● **EXERCISE**
Gather every line from the entries below that includes "Khẳng".

Data items:

— Start —

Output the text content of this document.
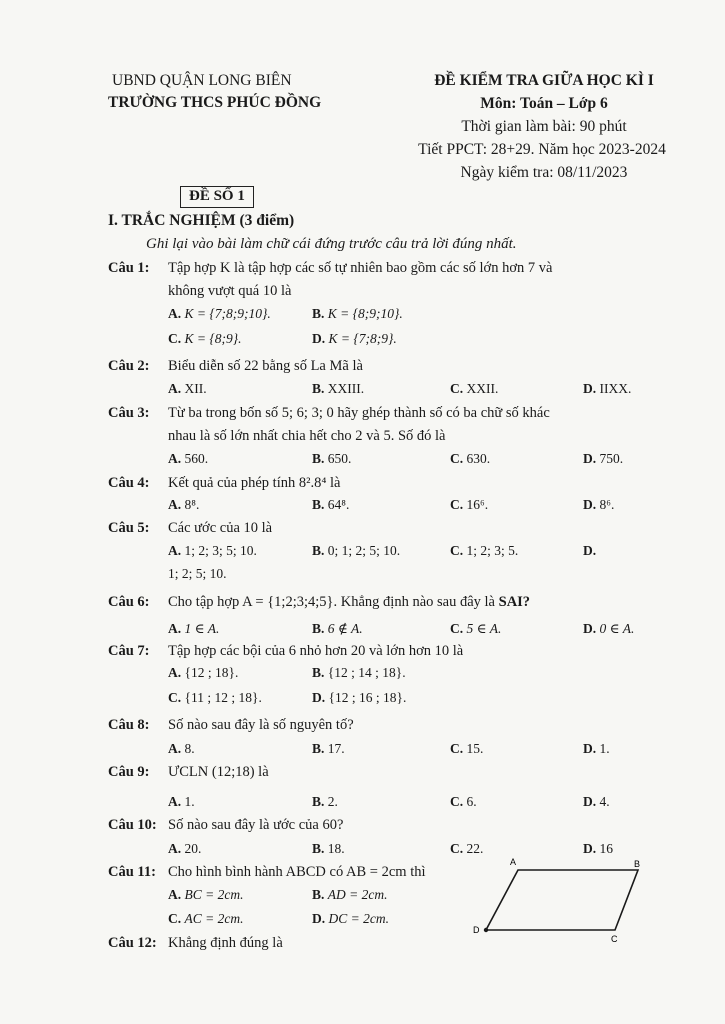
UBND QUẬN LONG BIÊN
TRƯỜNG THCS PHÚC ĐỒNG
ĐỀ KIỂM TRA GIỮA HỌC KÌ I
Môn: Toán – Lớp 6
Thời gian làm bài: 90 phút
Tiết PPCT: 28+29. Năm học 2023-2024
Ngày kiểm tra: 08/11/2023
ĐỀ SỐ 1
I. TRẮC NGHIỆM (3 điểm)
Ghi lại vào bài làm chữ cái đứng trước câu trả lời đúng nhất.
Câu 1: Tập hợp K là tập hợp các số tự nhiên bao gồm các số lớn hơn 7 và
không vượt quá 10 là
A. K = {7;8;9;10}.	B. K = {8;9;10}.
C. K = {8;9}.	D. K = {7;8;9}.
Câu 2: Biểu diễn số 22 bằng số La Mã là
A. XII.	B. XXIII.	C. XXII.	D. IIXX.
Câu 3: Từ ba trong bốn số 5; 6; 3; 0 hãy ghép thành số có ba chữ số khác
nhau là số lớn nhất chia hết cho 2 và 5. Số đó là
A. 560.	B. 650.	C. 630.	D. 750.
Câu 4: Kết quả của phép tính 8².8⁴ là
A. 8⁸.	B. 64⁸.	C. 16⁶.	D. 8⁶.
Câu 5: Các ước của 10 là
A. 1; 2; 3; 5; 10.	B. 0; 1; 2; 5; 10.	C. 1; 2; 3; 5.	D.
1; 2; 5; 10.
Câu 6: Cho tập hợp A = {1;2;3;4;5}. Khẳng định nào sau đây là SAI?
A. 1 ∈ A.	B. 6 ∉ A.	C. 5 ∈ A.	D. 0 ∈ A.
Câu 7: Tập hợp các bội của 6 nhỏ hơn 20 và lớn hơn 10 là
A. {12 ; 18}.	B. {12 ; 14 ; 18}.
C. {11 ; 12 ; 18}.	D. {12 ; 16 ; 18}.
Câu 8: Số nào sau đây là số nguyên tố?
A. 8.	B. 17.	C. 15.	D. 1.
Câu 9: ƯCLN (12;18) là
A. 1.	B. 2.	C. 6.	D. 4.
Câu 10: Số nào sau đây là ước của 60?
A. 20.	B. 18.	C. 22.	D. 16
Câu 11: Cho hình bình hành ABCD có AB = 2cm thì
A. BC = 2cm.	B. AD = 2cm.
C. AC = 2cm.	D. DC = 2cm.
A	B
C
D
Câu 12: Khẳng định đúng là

— End —

● **THE RESULT**
Câu 6: Cho tập hợp A = {1;2;3;4;5}. Khẳng định nào sau đây là SAI?
Câu 12: Khẳng định đúng là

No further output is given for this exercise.